AIM OF THE TASK |
In the data that follows, find the line containing "Read this page and output its text content."; then quote that line and every line after it, exactly, through the last one.

┄┄┄┄┄┄┄┄┄┄

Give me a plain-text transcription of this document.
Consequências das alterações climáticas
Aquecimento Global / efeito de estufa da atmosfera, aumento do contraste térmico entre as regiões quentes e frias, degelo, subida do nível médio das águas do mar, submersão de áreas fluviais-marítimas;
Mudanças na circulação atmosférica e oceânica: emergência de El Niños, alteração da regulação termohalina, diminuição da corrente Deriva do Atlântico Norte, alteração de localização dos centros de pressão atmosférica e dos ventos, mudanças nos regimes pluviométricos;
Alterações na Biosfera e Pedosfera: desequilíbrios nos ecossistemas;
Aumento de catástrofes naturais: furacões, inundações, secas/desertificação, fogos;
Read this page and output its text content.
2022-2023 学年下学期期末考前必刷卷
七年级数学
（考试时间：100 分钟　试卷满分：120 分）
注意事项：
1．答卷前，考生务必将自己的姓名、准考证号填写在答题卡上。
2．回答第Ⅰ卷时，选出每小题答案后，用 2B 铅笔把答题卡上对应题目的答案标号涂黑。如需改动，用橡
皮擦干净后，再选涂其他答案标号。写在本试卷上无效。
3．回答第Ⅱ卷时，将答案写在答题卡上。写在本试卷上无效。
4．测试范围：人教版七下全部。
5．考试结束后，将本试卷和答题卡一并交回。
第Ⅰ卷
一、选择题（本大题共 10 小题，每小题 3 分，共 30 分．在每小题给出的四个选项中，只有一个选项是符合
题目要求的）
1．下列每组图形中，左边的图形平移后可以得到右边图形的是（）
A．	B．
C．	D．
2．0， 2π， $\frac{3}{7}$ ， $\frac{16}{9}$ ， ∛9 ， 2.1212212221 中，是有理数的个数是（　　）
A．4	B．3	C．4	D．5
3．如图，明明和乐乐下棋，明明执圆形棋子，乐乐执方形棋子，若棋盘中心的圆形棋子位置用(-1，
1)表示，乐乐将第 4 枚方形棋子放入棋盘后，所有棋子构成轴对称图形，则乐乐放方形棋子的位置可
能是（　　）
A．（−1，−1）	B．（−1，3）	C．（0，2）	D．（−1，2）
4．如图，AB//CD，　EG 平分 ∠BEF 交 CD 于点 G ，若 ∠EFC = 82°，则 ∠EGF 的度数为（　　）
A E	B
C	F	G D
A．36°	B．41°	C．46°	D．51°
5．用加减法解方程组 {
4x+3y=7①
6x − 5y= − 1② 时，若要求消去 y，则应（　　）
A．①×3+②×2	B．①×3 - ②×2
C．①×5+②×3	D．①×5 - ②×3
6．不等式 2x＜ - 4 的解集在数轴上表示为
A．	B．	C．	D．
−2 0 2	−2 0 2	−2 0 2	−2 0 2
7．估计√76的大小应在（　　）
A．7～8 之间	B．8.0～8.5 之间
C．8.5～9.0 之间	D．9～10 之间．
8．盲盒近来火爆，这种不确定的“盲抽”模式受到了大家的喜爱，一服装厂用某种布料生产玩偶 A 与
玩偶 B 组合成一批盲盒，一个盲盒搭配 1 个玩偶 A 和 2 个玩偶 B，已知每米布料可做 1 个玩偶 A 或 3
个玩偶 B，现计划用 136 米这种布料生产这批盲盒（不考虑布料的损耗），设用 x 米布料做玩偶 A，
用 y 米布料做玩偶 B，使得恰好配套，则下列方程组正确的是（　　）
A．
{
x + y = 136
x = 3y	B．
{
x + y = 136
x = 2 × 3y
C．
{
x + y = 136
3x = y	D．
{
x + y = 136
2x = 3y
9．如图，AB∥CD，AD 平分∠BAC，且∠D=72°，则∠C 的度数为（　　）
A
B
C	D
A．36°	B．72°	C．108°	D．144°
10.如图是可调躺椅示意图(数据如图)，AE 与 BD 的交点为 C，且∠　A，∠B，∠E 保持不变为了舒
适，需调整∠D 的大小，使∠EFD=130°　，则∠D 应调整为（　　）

┄┄┄┄┄┄┄┄┄┄

RESPONSE |
Read this page and output its text content.
2022-2023 学年下学期期末考前必刷卷
七年级数学
（考试时间：100 分钟　试卷满分：120 分）
注意事项：
1．答卷前，考生务必将自己的姓名、准考证号填写在答题卡上。
2．回答第Ⅰ卷时，选出每小题答案后，用 2B 铅笔把答题卡上对应题目的答案标号涂黑。如需改动，用橡
皮擦干净后，再选涂其他答案标号。写在本试卷上无效。
3．回答第Ⅱ卷时，将答案写在答题卡上。写在本试卷上无效。
4．测试范围：人教版七下全部。
5．考试结束后，将本试卷和答题卡一并交回。
第Ⅰ卷
一、选择题（本大题共 10 小题，每小题 3 分，共 30 分．在每小题给出的四个选项中，只有一个选项是符合
题目要求的）
1．下列每组图形中，左边的图形平移后可以得到右边图形的是（）
A．	B．
C．	D．
2．0， 2π， $\frac{3}{7}$ ， $\frac{16}{9}$ ， ∛9 ， 2.1212212221 中，是有理数的个数是（　　）
A．4	B．3	C．4	D．5
3．如图，明明和乐乐下棋，明明执圆形棋子，乐乐执方形棋子，若棋盘中心的圆形棋子位置用(-1，
1)表示，乐乐将第 4 枚方形棋子放入棋盘后，所有棋子构成轴对称图形，则乐乐放方形棋子的位置可
能是（　　）
A．（−1，−1）	B．（−1，3）	C．（0，2）	D．（−1，2）
4．如图，AB//CD，　EG 平分 ∠BEF 交 CD 于点 G ，若 ∠EFC = 82°，则 ∠EGF 的度数为（　　）
A E	B
C	F	G D
A．36°	B．41°	C．46°	D．51°
5．用加减法解方程组 {
4x+3y=7①
6x − 5y= − 1② 时，若要求消去 y，则应（　　）
A．①×3+②×2	B．①×3 - ②×2
C．①×5+②×3	D．①×5 - ②×3
6．不等式 2x＜ - 4 的解集在数轴上表示为
A．	B．	C．	D．
−2 0 2	−2 0 2	−2 0 2	−2 0 2
7．估计√76的大小应在（　　）
A．7～8 之间	B．8.0～8.5 之间
C．8.5～9.0 之间	D．9～10 之间．
8．盲盒近来火爆，这种不确定的“盲抽”模式受到了大家的喜爱，一服装厂用某种布料生产玩偶 A 与
玩偶 B 组合成一批盲盒，一个盲盒搭配 1 个玩偶 A 和 2 个玩偶 B，已知每米布料可做 1 个玩偶 A 或 3
个玩偶 B，现计划用 136 米这种布料生产这批盲盒（不考虑布料的损耗），设用 x 米布料做玩偶 A，
用 y 米布料做玩偶 B，使得恰好配套，则下列方程组正确的是（　　）
A．
{
x + y = 136
x = 3y	B．
{
x + y = 136
x = 2 × 3y
C．
{
x + y = 136
3x = y	D．
{
x + y = 136
2x = 3y
9．如图，AB∥CD，AD 平分∠BAC，且∠D=72°，则∠C 的度数为（　　）
A
B
C	D
A．36°	B．72°	C．108°	D．144°
10.如图是可调躺椅示意图(数据如图)，AE 与 BD 的交点为 C，且∠　A，∠B，∠E 保持不变为了舒
适，需调整∠D 的大小，使∠EFD=130°　，则∠D 应调整为（　　）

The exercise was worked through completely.